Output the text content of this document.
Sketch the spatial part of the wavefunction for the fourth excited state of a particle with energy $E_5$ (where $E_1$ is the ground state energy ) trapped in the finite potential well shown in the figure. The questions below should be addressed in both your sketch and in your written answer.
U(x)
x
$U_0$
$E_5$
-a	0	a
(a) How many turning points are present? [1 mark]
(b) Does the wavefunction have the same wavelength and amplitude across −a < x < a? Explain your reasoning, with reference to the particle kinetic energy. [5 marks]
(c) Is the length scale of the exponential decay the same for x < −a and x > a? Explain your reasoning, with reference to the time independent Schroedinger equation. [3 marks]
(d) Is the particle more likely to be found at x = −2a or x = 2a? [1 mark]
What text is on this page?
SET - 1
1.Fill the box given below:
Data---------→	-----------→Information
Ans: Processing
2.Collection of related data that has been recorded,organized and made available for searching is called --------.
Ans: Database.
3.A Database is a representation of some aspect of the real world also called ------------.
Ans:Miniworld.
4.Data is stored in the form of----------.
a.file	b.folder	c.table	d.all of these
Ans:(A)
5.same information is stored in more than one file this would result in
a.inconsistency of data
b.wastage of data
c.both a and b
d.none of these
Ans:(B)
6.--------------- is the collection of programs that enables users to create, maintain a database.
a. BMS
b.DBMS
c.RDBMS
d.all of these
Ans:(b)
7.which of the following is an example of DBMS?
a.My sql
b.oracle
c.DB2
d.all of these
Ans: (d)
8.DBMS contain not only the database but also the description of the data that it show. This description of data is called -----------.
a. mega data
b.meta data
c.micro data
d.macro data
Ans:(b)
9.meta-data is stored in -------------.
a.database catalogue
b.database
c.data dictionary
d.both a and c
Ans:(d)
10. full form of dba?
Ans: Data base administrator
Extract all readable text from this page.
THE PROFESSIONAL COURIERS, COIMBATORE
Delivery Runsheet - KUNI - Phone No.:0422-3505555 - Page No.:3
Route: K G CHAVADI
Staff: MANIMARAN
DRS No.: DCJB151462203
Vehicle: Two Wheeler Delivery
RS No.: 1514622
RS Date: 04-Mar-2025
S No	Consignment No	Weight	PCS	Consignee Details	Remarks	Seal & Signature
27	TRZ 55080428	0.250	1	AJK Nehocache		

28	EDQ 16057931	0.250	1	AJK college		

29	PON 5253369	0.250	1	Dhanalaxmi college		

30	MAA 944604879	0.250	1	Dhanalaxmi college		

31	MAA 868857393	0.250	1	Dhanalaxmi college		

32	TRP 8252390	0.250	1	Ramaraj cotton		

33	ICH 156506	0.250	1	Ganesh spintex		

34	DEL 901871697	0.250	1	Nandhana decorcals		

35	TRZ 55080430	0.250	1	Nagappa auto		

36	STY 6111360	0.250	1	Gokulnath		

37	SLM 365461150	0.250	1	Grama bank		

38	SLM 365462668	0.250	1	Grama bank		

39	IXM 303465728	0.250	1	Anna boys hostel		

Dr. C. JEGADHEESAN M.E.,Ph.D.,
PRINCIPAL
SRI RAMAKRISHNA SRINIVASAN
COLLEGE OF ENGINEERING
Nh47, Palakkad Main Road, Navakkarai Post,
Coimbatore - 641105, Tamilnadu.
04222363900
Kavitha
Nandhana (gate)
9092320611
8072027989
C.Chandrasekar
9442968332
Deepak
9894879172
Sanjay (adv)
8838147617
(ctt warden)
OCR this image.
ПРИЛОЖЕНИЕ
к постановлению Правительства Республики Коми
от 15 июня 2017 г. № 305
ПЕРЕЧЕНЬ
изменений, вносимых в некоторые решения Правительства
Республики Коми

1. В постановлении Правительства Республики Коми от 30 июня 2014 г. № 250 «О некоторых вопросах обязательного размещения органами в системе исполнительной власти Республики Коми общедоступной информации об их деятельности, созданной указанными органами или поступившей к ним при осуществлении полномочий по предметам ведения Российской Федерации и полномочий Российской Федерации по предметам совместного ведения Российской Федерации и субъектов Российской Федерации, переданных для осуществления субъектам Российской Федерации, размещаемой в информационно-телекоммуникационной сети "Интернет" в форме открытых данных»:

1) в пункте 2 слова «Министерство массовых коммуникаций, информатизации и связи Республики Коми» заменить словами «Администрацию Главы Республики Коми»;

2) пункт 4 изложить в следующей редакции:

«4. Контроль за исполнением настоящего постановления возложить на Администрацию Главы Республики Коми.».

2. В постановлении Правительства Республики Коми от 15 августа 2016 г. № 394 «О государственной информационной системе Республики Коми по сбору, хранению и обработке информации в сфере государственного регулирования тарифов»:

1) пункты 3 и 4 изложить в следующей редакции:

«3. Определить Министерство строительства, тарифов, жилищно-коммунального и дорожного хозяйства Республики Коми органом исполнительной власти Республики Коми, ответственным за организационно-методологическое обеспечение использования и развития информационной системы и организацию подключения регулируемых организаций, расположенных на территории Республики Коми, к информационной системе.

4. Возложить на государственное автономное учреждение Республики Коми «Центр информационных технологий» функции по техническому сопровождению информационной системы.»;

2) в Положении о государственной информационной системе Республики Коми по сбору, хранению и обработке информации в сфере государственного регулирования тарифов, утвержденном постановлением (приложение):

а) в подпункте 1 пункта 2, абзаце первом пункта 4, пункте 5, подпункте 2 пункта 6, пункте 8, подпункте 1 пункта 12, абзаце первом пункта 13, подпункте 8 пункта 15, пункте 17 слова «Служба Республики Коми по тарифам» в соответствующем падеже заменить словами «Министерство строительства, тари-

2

### Problem requirements
From the records above, pick out and copy each line holding the word "these".

### Completed task
a.file	b.folder	c.table	d.all of these
d.none of these
d.all of these
d.all of these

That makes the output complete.